INPUT MATERIAL start

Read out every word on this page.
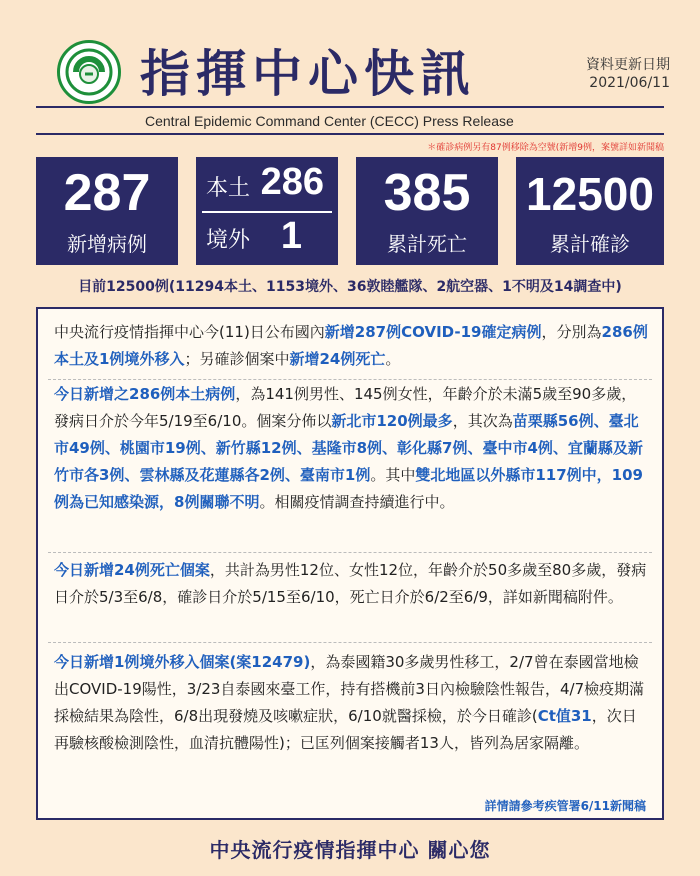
指揮中心快訊	資料更新日期
2021/06/11
Central Epidemic Command Center (CECC) Press Release
＊確診病例另有87例移除為空號(新增9例，案號詳如新聞稿
287
新增病例
本土 286
境外 1
385
累計死亡
12500
累計確診
目前12500例(11294本土、1153境外、36敦睦艦隊、2航空器、1不明及14調查中)
中央流行疫情指揮中心今(11)日公布國內新增287例COVID-19確定病例，分別為286例本土及1例境外移入；另確診個案中新增24例死亡。
今日新增之286例本土病例，為141例男性、145例女性，年齡介於未滿5歲至90多歲，發病日介於今年5/19至6/10。個案分佈以新北市120例最多，其次為苗栗縣56例、臺北市49例、桃園市19例、新竹縣12例、基隆市8例、彰化縣7例、臺中市4例、宜蘭縣及新竹市各3例、雲林縣及花蓮縣各2例、臺南市1例。其中雙北地區以外縣市117例中，109例為已知感染源，8例關聯不明。相關疫情調查持續進行中。
今日新增24例死亡個案，共計為男性12位、女性12位，年齡介於50多歲至80多歲，發病日介於5/3至6/8，確診日介於5/15至6/10，死亡日介於6/2至6/9，詳如新聞稿附件。
今日新增1例境外移入個案(案12479)，為泰國籍30多歲男性移工，2/7曾在泰國當地檢出COVID-19陽性，3/23自泰國來臺工作，持有搭機前3日內檢驗陰性報告，4/7檢疫期滿採檢結果為陰性，6/8出現發燒及咳嗽症狀，6/10就醫採檢，於今日確診(Ct值31，次日再驗核酸檢測陰性，血清抗體陽性)；已匡列個案接觸者13人，皆列為居家隔離。
詳情請參考疾管署6/11新聞稿
中央流行疫情指揮中心 關心您
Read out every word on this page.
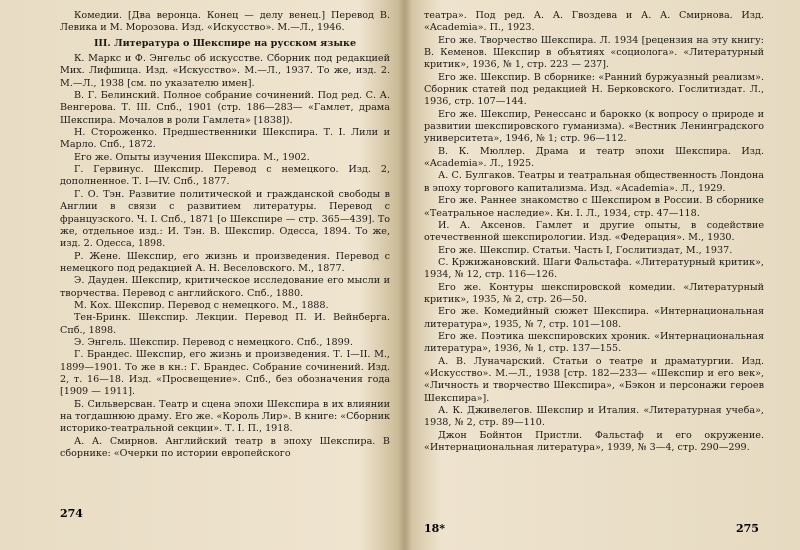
Комедии. [Два веронца. Конец — делу венец.] Перевод В. Левика и М. Морозова. Изд. «Искусство». М.—Л., 1946.

III. Литература о Шекспире на русском языке

К. Маркс и Ф. Энгельс об искусстве. Сборник под редакцией Мих. Лифшица. Изд. «Искусство». М.—Л., 1937. То же, изд. 2. М.—Л., 1938 [см. по указателю имен].

В. Г. Белинский. Полное собрание сочинений. Под ред. С. А. Венгерова. Т. III. Спб., 1901 (стр. 186—283— «Гамлет, драма Шекспира. Мочалов в роли Гамлета» [1838]).

Н. Стороженко. Предшественники Шекспира. Т. I. Лили и Марло. Спб., 1872.

Его же. Опыты изучения Шекспира. М., 1902.

Г. Гервинус. Шекспир. Перевод с немецкого. Изд. 2, дополненное. Т. I—IV. Спб., 1877.

Г. О. Тэн. Развитие политической и гражданской свободы в Англии в связи с развитием литературы. Перевод с французского. Ч. I. Спб., 1871 [о Шекспире — стр. 365—439]. То же, отдельное изд.: И. Тэн. В. Шекспир. Одесса, 1894. То же, изд. 2. Одесса, 1898.

Р. Жене. Шекспир, его жизнь и произведения. Перевод с немецкого под редакцией А. Н. Веселовского. М., 1877.

Э. Дауден. Шекспир, критическое исследование его мысли и творчества. Перевод с английского. Спб., 1880.

М. Кох. Шекспир. Перевод с немецкого. М., 1888.

Тен-Бринк. Шекспир. Лекции. Перевод П. И. Вейнберга. Спб., 1898.

Э. Энгель. Шекспир. Перевод с немецкого. Спб., 1899.

Г. Брандес. Шекспир, его жизнь и произведения. Т. I—II. М., 1899—1901. То же в кн.: Г. Брандес. Собрание сочинений. Изд. 2, т. 16—18. Изд. «Просвещение». Спб., без обозначения года [1909 — 1911].

Б. Сильверсван. Театр и сцена эпохи Шекспира в их влиянии на тогдашнюю драму. Его же. «Король Лир». В книге: «Сборник историко-театральной секции». Т. I. П., 1918.

А. А. Смирнов. Английский театр в эпоху Шекспира. В сборнике: «Очерки по истории европейского

театра». Под ред. А. А. Гвоздева и А. А. Смирнова. Изд. «Academia». П., 1923.

Его же. Творчество Шекспира. Л. 1934 [рецензия на эту книгу: В. Кеменов. Шекспир в объятиях «социолога». «Литературный критик», 1936, № 1, стр. 223 — 237].

Его же. Шекспир. В сборнике: «Ранний буржуазный реализм». Сборник статей под редакцией Н. Берковского. Гослитиздат. Л., 1936, стр. 107—144.

Его же. Шекспир, Ренессанс и барокко (к вопросу о природе и развитии шекспировского гуманизма). «Вестник Ленинградского университета», 1946, № 1; стр. 96—112.

В. К. Мюллер. Драма и театр эпохи Шекспира. Изд. «Academia». Л., 1925.

А. С. Булгаков. Театры и театральная общественность Лондона в эпоху торгового капитализма. Изд. «Academia». Л., 1929.

Его же. Раннее знакомство с Шекспиром в России. В сборнике «Театральное наследие». Кн. I. Л., 1934, стр. 47—118.

И. А. Аксенов. Гамлет и другие опыты, в содействие отечественной шекспирологии. Изд. «Федерация». М., 1930.

Его же. Шекспир. Статьи. Часть I, Гослитиздат, М., 1937.

С. Кржижановский. Шаги Фальстафа. «Литературный критик», 1934, № 12, стр. 116—126.

Его же. Контуры шекспировской комедии. «Литературный критик», 1935, № 2, стр. 26—50.

Его же. Комедийный сюжет Шекспира. «Интернациональная литература», 1935, № 7, стр. 101—108.

Его же. Поэтика шекспировских хроник. «Интернациональная литература», 1936, № 1, стр. 137—155.

А. В. Луначарский. Статьи о театре и драматургии. Изд. «Искусство». М.—Л., 1938 [стр. 182—233— «Шекспир и его век», «Личность и творчество Шекспира», «Бэкон и персонажи героев Шекспира»].

А. К. Дживелегов. Шекспир и Италия. «Литературная учеба», 1938, № 2, стр. 89—110.

Джон Бойнтон Пристли. Фальстаф и его окружение. «Интернациональная литература», 1939, № 3—4, стр. 290—299.

274
18*	275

INPUT MATERIAL end

- **WHAT IS REQUIRED**: Write out every line of the preceding listing that contains "Интернациональная".

- **SOLUTION TO THIS TASK**:
Его же. Комедийный сюжет Шекспира. «Интернациональная литература», 1935, № 7, стр. 101—108.
Его же. Поэтика шекспировских хроник. «Интернациональная литература», 1936, № 1, стр. 137—155.
Джон Бойнтон Пристли. Фальстаф и его окружение. «Интернациональная литература», 1939, № 3—4, стр. 290—299.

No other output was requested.